▶ [STATED PROBLEM]: Count how many lines hold the string "productos", and give only that number.

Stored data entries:

----------------------------------------

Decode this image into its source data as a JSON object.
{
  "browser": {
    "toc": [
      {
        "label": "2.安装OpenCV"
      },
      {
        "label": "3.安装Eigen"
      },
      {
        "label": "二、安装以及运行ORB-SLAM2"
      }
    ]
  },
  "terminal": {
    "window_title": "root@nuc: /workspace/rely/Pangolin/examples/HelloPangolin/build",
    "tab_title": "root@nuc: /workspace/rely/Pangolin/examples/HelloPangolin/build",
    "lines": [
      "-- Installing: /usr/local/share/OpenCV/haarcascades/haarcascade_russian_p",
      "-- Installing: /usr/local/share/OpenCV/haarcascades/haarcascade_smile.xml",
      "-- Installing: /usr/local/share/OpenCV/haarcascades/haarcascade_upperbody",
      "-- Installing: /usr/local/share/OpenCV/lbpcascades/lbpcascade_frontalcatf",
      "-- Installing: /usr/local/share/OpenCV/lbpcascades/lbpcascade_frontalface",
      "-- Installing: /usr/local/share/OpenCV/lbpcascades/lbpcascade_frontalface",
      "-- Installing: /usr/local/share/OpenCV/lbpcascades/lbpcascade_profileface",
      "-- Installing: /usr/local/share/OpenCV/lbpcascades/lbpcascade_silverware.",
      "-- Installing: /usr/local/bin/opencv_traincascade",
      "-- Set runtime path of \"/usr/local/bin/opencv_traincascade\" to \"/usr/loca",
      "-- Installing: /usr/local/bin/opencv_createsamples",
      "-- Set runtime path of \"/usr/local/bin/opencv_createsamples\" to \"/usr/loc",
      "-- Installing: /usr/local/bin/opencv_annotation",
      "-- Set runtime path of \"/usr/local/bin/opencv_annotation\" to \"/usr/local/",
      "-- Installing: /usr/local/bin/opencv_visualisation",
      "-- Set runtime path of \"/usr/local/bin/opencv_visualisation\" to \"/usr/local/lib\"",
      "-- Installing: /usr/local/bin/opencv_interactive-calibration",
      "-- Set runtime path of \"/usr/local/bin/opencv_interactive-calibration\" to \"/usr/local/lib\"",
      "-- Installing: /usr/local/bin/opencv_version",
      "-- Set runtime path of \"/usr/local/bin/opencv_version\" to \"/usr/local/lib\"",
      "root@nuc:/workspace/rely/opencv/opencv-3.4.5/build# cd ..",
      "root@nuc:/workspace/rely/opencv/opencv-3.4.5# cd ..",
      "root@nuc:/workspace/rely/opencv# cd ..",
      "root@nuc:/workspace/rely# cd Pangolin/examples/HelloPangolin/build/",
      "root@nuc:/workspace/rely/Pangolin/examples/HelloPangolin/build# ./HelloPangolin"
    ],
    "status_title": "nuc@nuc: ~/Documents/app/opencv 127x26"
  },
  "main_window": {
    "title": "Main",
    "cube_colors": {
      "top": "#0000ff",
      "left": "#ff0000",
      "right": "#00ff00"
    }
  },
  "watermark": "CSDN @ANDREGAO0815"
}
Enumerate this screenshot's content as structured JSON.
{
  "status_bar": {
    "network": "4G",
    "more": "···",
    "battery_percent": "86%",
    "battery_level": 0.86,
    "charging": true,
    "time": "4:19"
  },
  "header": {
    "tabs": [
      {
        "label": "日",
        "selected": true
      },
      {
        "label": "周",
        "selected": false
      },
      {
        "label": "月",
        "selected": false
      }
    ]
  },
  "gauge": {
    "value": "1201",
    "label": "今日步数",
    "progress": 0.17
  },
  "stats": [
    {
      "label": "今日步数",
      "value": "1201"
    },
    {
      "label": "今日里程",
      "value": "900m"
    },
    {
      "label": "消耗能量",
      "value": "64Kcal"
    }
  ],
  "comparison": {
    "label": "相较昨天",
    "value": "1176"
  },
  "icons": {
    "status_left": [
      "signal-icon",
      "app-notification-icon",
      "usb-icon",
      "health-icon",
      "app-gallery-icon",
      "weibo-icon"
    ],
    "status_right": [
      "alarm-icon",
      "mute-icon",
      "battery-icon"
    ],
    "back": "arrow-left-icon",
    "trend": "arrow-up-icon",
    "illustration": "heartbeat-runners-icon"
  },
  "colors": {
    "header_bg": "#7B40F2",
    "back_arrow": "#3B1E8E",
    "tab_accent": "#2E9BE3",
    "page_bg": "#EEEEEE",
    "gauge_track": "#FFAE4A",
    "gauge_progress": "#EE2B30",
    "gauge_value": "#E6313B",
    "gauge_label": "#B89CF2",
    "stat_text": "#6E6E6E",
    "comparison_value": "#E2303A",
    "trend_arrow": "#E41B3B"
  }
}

----------------------------------------

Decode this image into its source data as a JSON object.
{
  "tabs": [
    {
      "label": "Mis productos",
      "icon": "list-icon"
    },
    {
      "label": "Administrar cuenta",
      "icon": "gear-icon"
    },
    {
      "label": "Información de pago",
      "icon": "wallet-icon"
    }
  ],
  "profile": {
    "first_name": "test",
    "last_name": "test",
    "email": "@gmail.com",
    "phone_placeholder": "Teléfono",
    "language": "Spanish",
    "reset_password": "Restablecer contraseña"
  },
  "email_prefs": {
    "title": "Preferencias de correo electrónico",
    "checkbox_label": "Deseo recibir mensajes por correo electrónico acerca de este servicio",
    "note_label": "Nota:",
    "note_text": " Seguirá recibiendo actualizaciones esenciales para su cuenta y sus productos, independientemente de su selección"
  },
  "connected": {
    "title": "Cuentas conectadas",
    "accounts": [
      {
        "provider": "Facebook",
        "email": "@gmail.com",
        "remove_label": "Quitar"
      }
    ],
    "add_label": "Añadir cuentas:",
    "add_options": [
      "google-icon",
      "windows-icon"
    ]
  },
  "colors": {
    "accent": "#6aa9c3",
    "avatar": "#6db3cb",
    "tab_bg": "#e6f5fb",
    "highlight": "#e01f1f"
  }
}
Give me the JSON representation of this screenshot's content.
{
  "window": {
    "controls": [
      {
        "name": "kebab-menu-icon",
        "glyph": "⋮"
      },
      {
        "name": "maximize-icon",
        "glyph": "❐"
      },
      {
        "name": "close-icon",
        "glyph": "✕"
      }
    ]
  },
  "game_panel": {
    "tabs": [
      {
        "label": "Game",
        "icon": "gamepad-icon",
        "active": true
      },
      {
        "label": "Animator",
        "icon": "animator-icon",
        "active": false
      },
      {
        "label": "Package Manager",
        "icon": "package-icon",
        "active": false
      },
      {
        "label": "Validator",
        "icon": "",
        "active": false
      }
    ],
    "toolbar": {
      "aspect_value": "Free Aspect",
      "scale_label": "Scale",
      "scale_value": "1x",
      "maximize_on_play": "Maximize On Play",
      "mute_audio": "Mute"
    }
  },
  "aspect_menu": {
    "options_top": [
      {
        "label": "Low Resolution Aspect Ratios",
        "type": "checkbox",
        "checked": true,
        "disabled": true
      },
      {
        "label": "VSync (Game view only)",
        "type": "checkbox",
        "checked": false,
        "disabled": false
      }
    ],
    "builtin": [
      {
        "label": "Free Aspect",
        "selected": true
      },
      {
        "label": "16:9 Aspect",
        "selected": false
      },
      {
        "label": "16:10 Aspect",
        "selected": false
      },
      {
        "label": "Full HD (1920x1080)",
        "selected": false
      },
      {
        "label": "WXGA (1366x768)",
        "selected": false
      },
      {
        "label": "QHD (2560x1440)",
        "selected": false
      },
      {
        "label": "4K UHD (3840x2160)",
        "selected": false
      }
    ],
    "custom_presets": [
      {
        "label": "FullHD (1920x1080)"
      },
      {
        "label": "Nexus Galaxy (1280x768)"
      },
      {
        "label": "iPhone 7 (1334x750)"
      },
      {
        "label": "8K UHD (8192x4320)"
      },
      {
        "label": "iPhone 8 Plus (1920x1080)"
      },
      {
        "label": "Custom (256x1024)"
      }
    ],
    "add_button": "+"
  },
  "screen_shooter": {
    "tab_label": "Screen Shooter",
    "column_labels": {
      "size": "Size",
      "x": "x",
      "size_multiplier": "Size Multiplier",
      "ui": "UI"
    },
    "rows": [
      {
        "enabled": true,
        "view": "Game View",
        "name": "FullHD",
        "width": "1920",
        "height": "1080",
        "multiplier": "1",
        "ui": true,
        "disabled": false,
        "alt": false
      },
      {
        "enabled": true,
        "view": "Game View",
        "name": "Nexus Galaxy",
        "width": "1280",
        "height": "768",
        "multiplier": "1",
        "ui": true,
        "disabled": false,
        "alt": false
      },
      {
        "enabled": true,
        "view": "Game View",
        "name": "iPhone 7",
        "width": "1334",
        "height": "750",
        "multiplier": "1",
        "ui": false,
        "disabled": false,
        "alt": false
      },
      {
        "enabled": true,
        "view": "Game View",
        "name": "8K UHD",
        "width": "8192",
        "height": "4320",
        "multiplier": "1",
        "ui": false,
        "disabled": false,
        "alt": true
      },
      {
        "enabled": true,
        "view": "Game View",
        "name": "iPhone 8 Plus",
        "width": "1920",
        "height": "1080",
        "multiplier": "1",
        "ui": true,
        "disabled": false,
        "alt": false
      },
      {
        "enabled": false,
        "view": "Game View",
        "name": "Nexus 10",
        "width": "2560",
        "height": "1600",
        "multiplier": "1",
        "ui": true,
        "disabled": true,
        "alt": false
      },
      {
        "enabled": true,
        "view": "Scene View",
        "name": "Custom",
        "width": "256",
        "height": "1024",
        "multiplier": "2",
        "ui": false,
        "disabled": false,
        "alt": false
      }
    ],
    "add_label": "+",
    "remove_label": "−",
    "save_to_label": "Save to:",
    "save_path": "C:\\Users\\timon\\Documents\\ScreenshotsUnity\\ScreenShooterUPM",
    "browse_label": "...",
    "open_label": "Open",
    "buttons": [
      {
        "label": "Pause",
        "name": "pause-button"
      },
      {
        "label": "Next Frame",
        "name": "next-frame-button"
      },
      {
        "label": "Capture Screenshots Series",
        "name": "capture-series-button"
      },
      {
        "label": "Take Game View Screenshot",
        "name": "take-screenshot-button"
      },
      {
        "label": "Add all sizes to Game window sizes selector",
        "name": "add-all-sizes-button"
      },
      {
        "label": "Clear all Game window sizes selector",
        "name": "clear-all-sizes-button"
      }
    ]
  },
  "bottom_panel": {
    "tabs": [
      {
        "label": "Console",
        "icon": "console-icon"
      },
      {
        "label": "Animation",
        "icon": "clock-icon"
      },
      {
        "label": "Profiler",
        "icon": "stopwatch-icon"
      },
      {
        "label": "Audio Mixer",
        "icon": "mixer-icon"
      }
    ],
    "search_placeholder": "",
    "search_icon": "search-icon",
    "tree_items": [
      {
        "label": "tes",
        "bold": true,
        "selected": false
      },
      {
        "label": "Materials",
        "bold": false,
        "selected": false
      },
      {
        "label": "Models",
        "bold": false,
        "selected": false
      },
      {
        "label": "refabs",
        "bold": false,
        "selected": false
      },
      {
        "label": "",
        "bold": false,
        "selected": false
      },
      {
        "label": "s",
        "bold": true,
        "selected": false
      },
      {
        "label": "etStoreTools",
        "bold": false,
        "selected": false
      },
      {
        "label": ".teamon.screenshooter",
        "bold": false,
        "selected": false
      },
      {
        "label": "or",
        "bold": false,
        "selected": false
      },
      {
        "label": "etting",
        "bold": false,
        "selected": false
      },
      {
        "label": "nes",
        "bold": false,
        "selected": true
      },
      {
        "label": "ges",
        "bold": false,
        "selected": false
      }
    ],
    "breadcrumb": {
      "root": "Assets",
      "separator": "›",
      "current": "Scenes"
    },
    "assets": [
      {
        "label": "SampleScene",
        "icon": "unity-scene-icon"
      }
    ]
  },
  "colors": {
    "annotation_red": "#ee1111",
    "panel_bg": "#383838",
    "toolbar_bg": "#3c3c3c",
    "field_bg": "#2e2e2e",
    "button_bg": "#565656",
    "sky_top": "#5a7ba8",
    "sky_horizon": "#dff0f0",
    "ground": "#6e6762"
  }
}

----------------------------------------

▶ [WRITTEN RESPONSE]: 2